» **TASK REQUIREMENTS**
Using the records below, count the lines with "messages" in them. Give the number only.

[START LISTING]

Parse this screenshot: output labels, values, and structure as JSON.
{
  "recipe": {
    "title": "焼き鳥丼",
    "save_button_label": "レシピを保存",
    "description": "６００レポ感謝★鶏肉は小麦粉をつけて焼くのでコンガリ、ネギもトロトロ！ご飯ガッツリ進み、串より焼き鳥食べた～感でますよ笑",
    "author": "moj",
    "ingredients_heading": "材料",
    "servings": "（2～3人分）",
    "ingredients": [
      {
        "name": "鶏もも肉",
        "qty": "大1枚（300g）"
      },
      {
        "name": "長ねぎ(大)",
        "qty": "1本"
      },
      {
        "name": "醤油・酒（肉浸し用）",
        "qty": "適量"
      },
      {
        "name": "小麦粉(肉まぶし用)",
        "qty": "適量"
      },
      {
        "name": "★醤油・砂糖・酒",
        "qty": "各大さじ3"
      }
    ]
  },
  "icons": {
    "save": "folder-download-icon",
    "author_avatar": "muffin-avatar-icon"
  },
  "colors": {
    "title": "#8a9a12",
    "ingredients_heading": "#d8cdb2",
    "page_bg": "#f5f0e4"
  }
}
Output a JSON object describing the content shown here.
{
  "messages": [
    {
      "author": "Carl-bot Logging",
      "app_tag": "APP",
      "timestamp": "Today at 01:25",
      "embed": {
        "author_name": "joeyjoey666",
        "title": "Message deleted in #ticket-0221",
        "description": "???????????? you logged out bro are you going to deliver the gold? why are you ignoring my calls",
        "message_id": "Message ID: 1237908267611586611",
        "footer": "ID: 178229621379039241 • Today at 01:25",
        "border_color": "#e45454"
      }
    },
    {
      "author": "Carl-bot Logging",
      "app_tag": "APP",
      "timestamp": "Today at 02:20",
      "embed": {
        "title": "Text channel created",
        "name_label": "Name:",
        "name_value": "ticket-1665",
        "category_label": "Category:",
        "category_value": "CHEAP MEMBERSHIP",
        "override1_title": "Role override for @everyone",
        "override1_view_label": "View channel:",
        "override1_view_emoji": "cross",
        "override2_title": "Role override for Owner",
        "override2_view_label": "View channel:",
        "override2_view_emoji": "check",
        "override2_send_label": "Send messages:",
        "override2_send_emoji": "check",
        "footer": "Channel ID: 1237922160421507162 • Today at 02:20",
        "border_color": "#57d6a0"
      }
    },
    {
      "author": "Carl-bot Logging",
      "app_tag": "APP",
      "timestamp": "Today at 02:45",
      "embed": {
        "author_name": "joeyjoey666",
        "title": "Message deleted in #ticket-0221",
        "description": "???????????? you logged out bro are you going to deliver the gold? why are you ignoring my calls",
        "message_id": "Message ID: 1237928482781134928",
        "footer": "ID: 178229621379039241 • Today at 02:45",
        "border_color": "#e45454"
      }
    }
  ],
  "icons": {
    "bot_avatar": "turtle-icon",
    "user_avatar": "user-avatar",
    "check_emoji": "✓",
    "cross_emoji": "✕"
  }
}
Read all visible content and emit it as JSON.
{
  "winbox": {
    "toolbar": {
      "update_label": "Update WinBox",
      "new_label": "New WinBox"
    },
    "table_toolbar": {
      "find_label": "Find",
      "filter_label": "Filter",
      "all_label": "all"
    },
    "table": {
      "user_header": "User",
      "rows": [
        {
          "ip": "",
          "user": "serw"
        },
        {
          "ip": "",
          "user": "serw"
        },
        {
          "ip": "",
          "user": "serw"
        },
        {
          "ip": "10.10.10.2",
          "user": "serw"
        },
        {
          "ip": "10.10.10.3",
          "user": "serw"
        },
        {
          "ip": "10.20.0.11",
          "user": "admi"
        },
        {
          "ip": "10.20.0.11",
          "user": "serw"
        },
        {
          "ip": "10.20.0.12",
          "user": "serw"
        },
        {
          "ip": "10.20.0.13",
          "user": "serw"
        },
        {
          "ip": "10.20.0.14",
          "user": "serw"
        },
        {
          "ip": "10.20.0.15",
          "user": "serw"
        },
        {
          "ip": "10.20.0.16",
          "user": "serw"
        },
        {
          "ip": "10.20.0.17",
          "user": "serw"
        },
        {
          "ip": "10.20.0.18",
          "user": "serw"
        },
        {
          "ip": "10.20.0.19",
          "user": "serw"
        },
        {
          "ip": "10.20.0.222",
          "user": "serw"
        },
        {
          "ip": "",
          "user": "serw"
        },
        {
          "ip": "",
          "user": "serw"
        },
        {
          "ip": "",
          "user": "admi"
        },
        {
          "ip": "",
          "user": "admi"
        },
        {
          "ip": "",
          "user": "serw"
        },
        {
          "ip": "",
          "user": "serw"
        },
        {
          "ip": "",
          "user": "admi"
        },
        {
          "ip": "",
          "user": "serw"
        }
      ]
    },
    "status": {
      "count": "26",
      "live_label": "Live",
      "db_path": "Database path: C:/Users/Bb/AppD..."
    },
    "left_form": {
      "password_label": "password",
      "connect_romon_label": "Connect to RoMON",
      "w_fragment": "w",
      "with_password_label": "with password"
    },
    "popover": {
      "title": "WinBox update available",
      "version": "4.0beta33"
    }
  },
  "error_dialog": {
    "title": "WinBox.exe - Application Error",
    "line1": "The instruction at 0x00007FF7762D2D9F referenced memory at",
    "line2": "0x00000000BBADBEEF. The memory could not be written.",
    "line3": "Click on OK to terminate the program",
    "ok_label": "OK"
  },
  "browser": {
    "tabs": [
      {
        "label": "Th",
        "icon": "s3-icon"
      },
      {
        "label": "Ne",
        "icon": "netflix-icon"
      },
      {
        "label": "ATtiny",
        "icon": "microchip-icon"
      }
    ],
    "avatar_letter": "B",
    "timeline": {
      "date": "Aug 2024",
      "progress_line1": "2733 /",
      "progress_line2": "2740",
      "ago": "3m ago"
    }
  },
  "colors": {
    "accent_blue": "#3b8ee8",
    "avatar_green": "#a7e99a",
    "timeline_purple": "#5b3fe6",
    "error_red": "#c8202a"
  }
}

[END LISTING]

» **CORRECT ANSWER**
2